**Task details:** Quote the whole listing word for word. Do not include the pictures.

**Data for processing:**
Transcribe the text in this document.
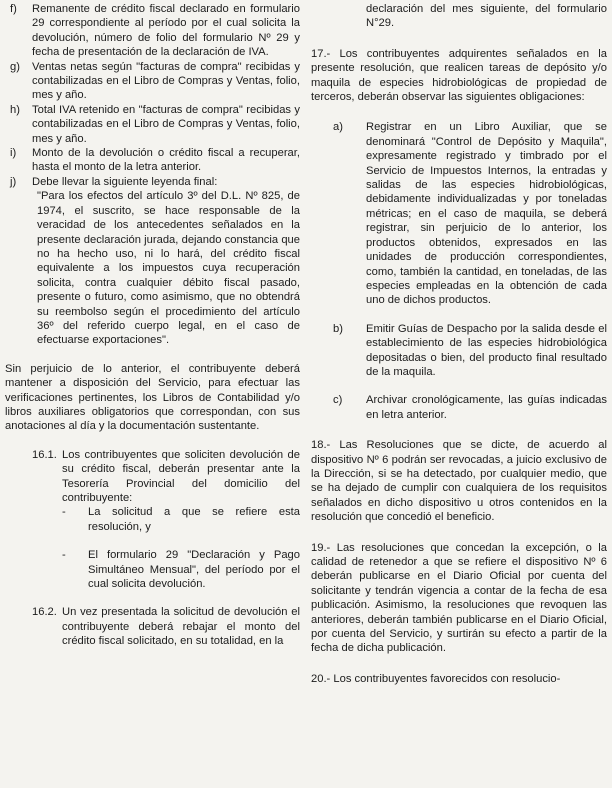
f)	Remanente de crédito fiscal declarado en formulario 29 correspondiente al período por el cual solicita la devolución, número de folio del formulario Nº 29 y fecha de presentación de la declaración de IVA.
g)	Ventas netas según "facturas de compra" recibidas y contabilizadas en el Libro de Compras y Ventas, folio, mes y año.
h)	Total IVA retenido en "facturas de compra" recibidas y contabilizadas en el Libro de Compras y Ventas, folio, mes y año.
i)	Monto de la devolución o crédito fiscal a recuperar, hasta el monto de la letra anterior.
j)	Debe llevar la siguiente leyenda final:

"Para los efectos del artículo 3º del D.L. Nº 825, de 1974, el suscrito, se hace responsable de la veracidad de los antecedentes señalados en la presente declaración jurada, dejando constancia que no ha hecho uso, ni lo hará, del crédito fiscal equivalente a los impuestos cuya recuperación solicita, contra cualquier débito fiscal pasado, presente o futuro, como asimismo, que no obtendrá su reembolso según el procedimiento del artículo 36º del referido cuerpo legal, en el caso de efectuarse exportaciones".

Sin perjuicio de lo anterior, el contribuyente deberá mantener a disposición del Servicio, para efectuar las verificaciones pertinentes, los Libros de Contabilidad y/o libros auxiliares obligatorios que correspondan, con sus anotaciones al día y la documentación sustentante.

16.1. Los contribuyentes que soliciten devolución de su crédito fiscal, deberán presentar ante la Tesorería Provincial del domicilio del contribuyente:
-	La solicitud a que se refiere esta resolución, y
-	El formulario 29 "Declaración y Pago Simultáneo Mensual", del período por el cual solicita devolución.
16.2. Un vez presentada la solicitud de devolución el contribuyente deberá rebajar el monto del crédito fiscal solicitado, en su totalidad, en la
declaración del mes siguiente, del formulario N°29.

17.- Los contribuyentes adquirentes señalados en la presente resolución, que realicen tareas de depósito y/o maquila de especies hidrobiológicas de propiedad de terceros, deberán observar las siguientes obligaciones:

a)	Registrar en un Libro Auxiliar, que se denominará "Control de Depósito y Maquila", expresamente registrado y timbrado por el Servicio de Impuestos Internos, la entradas y salidas de las especies hidrobiológicas, debidamente individualizadas y por toneladas métricas; en el caso de maquila, se deberá registrar, sin perjuicio de lo anterior, los productos obtenidos, expresados en las unidades de producción correspondientes, como, también la cantidad, en toneladas, de las especies empleadas en la obtención de cada uno de dichos productos.
b)	Emitir Guías de Despacho por la salida desde el establecimiento de las especies hidrobiológica depositadas o bien, del producto final resultado de la maquila.
c)	Archivar cronológicamente, las guías indicadas en letra anterior.

18.- Las Resoluciones que se dicte, de acuerdo al dispositivo Nº 6 podrán ser revocadas, a juicio exclusivo de la Dirección, si se ha detectado, por cualquier medio, que se ha dejado de cumplir con cualquiera de los requisitos señalados en dicho dispositivo u otros contenidos en la resolución que concedió el beneficio.

19.- Las resoluciones que concedan la excepción, o la calidad de retenedor a que se refiere el dispositivo Nº 6 deberán publicarse en el Diario Oficial por cuenta del solicitante y tendrán vigencia a contar de la fecha de esa publicación. Asimismo, la resoluciones que revoquen las anteriores, deberán también publicarse en el Diario Oficial, por cuenta del Servicio, y surtirán su efecto a partir de la fecha de dicha publicación.

20.- Los contribuyentes favorecidos con resolucio-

**Correct result:**
Transcribe the text in this document.
f)	Remanente de crédito fiscal declarado en formulario 29 correspondiente al período por el cual solicita la devolución, número de folio del formulario Nº 29 y fecha de presentación de la declaración de IVA.
g)	Ventas netas según "facturas de compra" recibidas y contabilizadas en el Libro de Compras y Ventas, folio, mes y año.
h)	Total IVA retenido en "facturas de compra" recibidas y contabilizadas en el Libro de Compras y Ventas, folio, mes y año.
i)	Monto de la devolución o crédito fiscal a recuperar, hasta el monto de la letra anterior.
j)	Debe llevar la siguiente leyenda final:

"Para los efectos del artículo 3º del D.L. Nº 825, de 1974, el suscrito, se hace responsable de la veracidad de los antecedentes señalados en la presente declaración jurada, dejando constancia que no ha hecho uso, ni lo hará, del crédito fiscal equivalente a los impuestos cuya recuperación solicita, contra cualquier débito fiscal pasado, presente o futuro, como asimismo, que no obtendrá su reembolso según el procedimiento del artículo 36º del referido cuerpo legal, en el caso de efectuarse exportaciones".

Sin perjuicio de lo anterior, el contribuyente deberá mantener a disposición del Servicio, para efectuar las verificaciones pertinentes, los Libros de Contabilidad y/o libros auxiliares obligatorios que correspondan, con sus anotaciones al día y la documentación sustentante.

16.1. Los contribuyentes que soliciten devolución de su crédito fiscal, deberán presentar ante la Tesorería Provincial del domicilio del contribuyente:
-	La solicitud a que se refiere esta resolución, y
-	El formulario 29 "Declaración y Pago Simultáneo Mensual", del período por el cual solicita devolución.
16.2. Un vez presentada la solicitud de devolución el contribuyente deberá rebajar el monto del crédito fiscal solicitado, en su totalidad, en la
declaración del mes siguiente, del formulario N°29.

17.- Los contribuyentes adquirentes señalados en la presente resolución, que realicen tareas de depósito y/o maquila de especies hidrobiológicas de propiedad de terceros, deberán observar las siguientes obligaciones:

a)	Registrar en un Libro Auxiliar, que se denominará "Control de Depósito y Maquila", expresamente registrado y timbrado por el Servicio de Impuestos Internos, la entradas y salidas de las especies hidrobiológicas, debidamente individualizadas y por toneladas métricas; en el caso de maquila, se deberá registrar, sin perjuicio de lo anterior, los productos obtenidos, expresados en las unidades de producción correspondientes, como, también la cantidad, en toneladas, de las especies empleadas en la obtención de cada uno de dichos productos.
b)	Emitir Guías de Despacho por la salida desde el establecimiento de las especies hidrobiológica depositadas o bien, del producto final resultado de la maquila.
c)	Archivar cronológicamente, las guías indicadas en letra anterior.

18.- Las Resoluciones que se dicte, de acuerdo al dispositivo Nº 6 podrán ser revocadas, a juicio exclusivo de la Dirección, si se ha detectado, por cualquier medio, que se ha dejado de cumplir con cualquiera de los requisitos señalados en dicho dispositivo u otros contenidos en la resolución que concedió el beneficio.

19.- Las resoluciones que concedan la excepción, o la calidad de retenedor a que se refiere el dispositivo Nº 6 deberán publicarse en el Diario Oficial por cuenta del solicitante y tendrán vigencia a contar de la fecha de esa publicación. Asimismo, la resoluciones que revoquen las anteriores, deberán también publicarse en el Diario Oficial, por cuenta del Servicio, y surtirán su efecto a partir de la fecha de dicha publicación.

20.- Los contribuyentes favorecidos con resolucio-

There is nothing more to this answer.